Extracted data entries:
============================================================

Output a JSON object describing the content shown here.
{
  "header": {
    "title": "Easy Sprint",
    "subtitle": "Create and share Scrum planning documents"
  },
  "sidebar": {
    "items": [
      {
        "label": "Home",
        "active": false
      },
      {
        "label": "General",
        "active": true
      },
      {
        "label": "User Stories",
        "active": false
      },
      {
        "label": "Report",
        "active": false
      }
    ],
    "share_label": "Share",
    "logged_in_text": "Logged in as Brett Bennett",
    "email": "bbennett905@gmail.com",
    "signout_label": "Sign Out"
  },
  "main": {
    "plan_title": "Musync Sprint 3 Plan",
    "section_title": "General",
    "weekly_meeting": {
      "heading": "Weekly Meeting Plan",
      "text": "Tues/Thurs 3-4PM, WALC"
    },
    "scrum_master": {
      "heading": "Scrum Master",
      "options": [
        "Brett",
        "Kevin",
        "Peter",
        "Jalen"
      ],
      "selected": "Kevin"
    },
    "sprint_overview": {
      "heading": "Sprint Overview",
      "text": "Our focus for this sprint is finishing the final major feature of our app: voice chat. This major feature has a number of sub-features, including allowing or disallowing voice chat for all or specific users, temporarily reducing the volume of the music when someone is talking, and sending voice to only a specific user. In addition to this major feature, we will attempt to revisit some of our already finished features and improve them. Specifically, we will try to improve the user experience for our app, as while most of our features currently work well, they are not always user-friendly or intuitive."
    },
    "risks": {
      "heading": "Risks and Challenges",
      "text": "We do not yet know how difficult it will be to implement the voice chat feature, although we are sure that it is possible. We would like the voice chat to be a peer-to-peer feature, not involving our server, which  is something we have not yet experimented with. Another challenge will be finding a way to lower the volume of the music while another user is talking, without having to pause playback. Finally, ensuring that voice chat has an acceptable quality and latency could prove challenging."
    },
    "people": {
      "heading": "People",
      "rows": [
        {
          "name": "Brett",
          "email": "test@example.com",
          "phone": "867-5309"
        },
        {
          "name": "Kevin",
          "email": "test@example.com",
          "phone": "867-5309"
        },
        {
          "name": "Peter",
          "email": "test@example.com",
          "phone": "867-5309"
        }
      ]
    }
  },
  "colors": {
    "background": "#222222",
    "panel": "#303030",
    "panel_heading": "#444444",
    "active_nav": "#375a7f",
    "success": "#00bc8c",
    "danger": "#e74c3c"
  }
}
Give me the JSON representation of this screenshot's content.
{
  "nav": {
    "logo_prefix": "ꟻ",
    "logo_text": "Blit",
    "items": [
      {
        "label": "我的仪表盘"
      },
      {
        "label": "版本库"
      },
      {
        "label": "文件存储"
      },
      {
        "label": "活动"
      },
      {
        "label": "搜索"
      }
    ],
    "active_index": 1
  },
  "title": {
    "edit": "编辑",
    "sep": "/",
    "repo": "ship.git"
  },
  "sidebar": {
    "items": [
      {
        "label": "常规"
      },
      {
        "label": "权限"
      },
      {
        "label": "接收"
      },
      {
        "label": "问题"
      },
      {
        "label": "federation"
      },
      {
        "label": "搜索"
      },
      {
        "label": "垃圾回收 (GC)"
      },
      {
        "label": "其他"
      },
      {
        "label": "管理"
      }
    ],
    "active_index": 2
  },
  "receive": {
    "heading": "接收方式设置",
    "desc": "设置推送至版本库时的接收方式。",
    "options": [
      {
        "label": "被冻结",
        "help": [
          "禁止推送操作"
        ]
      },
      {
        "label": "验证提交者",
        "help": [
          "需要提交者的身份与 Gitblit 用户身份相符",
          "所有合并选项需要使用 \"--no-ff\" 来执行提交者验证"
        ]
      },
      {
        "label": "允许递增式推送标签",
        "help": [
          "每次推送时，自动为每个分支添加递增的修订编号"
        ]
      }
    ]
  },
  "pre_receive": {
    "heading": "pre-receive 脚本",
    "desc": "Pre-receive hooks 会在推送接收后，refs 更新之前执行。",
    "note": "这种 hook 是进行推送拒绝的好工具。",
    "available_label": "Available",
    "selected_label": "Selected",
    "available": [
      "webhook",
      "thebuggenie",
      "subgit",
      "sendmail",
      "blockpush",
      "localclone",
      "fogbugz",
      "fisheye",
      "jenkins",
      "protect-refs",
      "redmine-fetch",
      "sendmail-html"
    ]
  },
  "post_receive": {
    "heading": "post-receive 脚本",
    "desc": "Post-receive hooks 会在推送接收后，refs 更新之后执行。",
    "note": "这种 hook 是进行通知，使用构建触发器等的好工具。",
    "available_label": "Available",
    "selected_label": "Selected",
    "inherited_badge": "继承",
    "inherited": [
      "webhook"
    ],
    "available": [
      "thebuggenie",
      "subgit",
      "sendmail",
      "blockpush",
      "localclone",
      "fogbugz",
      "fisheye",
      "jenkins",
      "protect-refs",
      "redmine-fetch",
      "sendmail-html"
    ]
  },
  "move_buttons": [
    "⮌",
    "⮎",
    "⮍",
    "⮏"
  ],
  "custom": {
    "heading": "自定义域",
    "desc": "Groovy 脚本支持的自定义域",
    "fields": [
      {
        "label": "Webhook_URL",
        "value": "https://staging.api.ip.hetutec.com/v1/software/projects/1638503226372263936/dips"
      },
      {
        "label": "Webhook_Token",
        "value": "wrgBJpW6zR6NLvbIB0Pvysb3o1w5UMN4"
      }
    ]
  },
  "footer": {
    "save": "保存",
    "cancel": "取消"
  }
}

============================================================

■ Task instructions:
Retype every record above exactly as it appears.

■ Exercise solution:
Output a JSON object describing the content shown here.
{
  "header": {
    "title": "Easy Sprint",
    "subtitle": "Create and share Scrum planning documents"
  },
  "sidebar": {
    "items": [
      {
        "label": "Home",
        "active": false
      },
      {
        "label": "General",
        "active": true
      },
      {
        "label": "User Stories",
        "active": false
      },
      {
        "label": "Report",
        "active": false
      }
    ],
    "share_label": "Share",
    "logged_in_text": "Logged in as Brett Bennett",
    "email": "bbennett905@gmail.com",
    "signout_label": "Sign Out"
  },
  "main": {
    "plan_title": "Musync Sprint 3 Plan",
    "section_title": "General",
    "weekly_meeting": {
      "heading": "Weekly Meeting Plan",
      "text": "Tues/Thurs 3-4PM, WALC"
    },
    "scrum_master": {
      "heading": "Scrum Master",
      "options": [
        "Brett",
        "Kevin",
        "Peter",
        "Jalen"
      ],
      "selected": "Kevin"
    },
    "sprint_overview": {
      "heading": "Sprint Overview",
      "text": "Our focus for this sprint is finishing the final major feature of our app: voice chat. This major feature has a number of sub-features, including allowing or disallowing voice chat for all or specific users, temporarily reducing the volume of the music when someone is talking, and sending voice to only a specific user. In addition to this major feature, we will attempt to revisit some of our already finished features and improve them. Specifically, we will try to improve the user experience for our app, as while most of our features currently work well, they are not always user-friendly or intuitive."
    },
    "risks": {
      "heading": "Risks and Challenges",
      "text": "We do not yet know how difficult it will be to implement the voice chat feature, although we are sure that it is possible. We would like the voice chat to be a peer-to-peer feature, not involving our server, which  is something we have not yet experimented with. Another challenge will be finding a way to lower the volume of the music while another user is talking, without having to pause playback. Finally, ensuring that voice chat has an acceptable quality and latency could prove challenging."
    },
    "people": {
      "heading": "People",
      "rows": [
        {
          "name": "Brett",
          "email": "test@example.com",
          "phone": "867-5309"
        },
        {
          "name": "Kevin",
          "email": "test@example.com",
          "phone": "867-5309"
        },
        {
          "name": "Peter",
          "email": "test@example.com",
          "phone": "867-5309"
        }
      ]
    }
  },
  "colors": {
    "background": "#222222",
    "panel": "#303030",
    "panel_heading": "#444444",
    "active_nav": "#375a7f",
    "success": "#00bc8c",
    "danger": "#e74c3c"
  }
}
Give me the JSON representation of this screenshot's content.
{
  "nav": {
    "logo_prefix": "ꟻ",
    "logo_text": "Blit",
    "items": [
      {
        "label": "我的仪表盘"
      },
      {
        "label": "版本库"
      },
      {
        "label": "文件存储"
      },
      {
        "label": "活动"
      },
      {
        "label": "搜索"
      }
    ],
    "active_index": 1
  },
  "title": {
    "edit": "编辑",
    "sep": "/",
    "repo": "ship.git"
  },
  "sidebar": {
    "items": [
      {
        "label": "常规"
      },
      {
        "label": "权限"
      },
      {
        "label": "接收"
      },
      {
        "label": "问题"
      },
      {
        "label": "federation"
      },
      {
        "label": "搜索"
      },
      {
        "label": "垃圾回收 (GC)"
      },
      {
        "label": "其他"
      },
      {
        "label": "管理"
      }
    ],
    "active_index": 2
  },
  "receive": {
    "heading": "接收方式设置",
    "desc": "设置推送至版本库时的接收方式。",
    "options": [
      {
        "label": "被冻结",
        "help": [
          "禁止推送操作"
        ]
      },
      {
        "label": "验证提交者",
        "help": [
          "需要提交者的身份与 Gitblit 用户身份相符",
          "所有合并选项需要使用 \"--no-ff\" 来执行提交者验证"
        ]
      },
      {
        "label": "允许递增式推送标签",
        "help": [
          "每次推送时，自动为每个分支添加递增的修订编号"
        ]
      }
    ]
  },
  "pre_receive": {
    "heading": "pre-receive 脚本",
    "desc": "Pre-receive hooks 会在推送接收后，refs 更新之前执行。",
    "note": "这种 hook 是进行推送拒绝的好工具。",
    "available_label": "Available",
    "selected_label": "Selected",
    "available": [
      "webhook",
      "thebuggenie",
      "subgit",
      "sendmail",
      "blockpush",
      "localclone",
      "fogbugz",
      "fisheye",
      "jenkins",
      "protect-refs",
      "redmine-fetch",
      "sendmail-html"
    ]
  },
  "post_receive": {
    "heading": "post-receive 脚本",
    "desc": "Post-receive hooks 会在推送接收后，refs 更新之后执行。",
    "note": "这种 hook 是进行通知，使用构建触发器等的好工具。",
    "available_label": "Available",
    "selected_label": "Selected",
    "inherited_badge": "继承",
    "inherited": [
      "webhook"
    ],
    "available": [
      "thebuggenie",
      "subgit",
      "sendmail",
      "blockpush",
      "localclone",
      "fogbugz",
      "fisheye",
      "jenkins",
      "protect-refs",
      "redmine-fetch",
      "sendmail-html"
    ]
  },
  "move_buttons": [
    "⮌",
    "⮎",
    "⮍",
    "⮏"
  ],
  "custom": {
    "heading": "自定义域",
    "desc": "Groovy 脚本支持的自定义域",
    "fields": [
      {
        "label": "Webhook_URL",
        "value": "https://staging.api.ip.hetutec.com/v1/software/projects/1638503226372263936/dips"
      },
      {
        "label": "Webhook_Token",
        "value": "wrgBJpW6zR6NLvbIB0Pvysb3o1w5UMN4"
      }
    ]
  },
  "footer": {
    "save": "保存",
    "cancel": "取消"
  }
}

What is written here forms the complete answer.